◆ **What to work on**
Your task is to transcribe the entries below exactly, beginning with the line containing "Give me the" and ending with the final line, and to add nothing else.

Items from a figure collection
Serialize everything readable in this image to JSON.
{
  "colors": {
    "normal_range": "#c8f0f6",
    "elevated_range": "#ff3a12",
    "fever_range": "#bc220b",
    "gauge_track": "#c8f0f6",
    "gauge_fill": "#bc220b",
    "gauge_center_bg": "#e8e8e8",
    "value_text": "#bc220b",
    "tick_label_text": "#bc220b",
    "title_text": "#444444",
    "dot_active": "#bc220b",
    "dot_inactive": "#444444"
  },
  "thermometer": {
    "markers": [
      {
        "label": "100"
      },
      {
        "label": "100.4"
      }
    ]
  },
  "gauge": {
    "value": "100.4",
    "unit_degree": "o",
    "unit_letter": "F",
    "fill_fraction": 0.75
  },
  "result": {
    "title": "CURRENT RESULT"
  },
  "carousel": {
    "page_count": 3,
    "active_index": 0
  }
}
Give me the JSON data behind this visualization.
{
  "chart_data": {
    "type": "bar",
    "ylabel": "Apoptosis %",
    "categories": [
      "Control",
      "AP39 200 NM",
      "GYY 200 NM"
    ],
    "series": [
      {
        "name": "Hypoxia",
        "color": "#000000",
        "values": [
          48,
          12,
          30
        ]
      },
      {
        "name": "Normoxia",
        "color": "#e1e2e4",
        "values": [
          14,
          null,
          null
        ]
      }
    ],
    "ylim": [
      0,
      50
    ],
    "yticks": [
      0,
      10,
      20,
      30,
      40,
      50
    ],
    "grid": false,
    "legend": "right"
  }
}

◆ **Response for this exercise**
Give me the JSON data behind this visualization.
{
  "chart_data": {
    "type": "bar",
    "ylabel": "Apoptosis %",
    "categories": [
      "Control",
      "AP39 200 NM",
      "GYY 200 NM"
    ],
    "series": [
      {
        "name": "Hypoxia",
        "color": "#000000",
        "values": [
          48,
          12,
          30
        ]
      },
      {
        "name": "Normoxia",
        "color": "#e1e2e4",
        "values": [
          14,
          null,
          null
        ]
      }
    ],
    "ylim": [
      0,
      50
    ],
    "yticks": [
      0,
      10,
      20,
      30,
      40,
      50
    ],
    "grid": false,
    "legend": "right"
  }
}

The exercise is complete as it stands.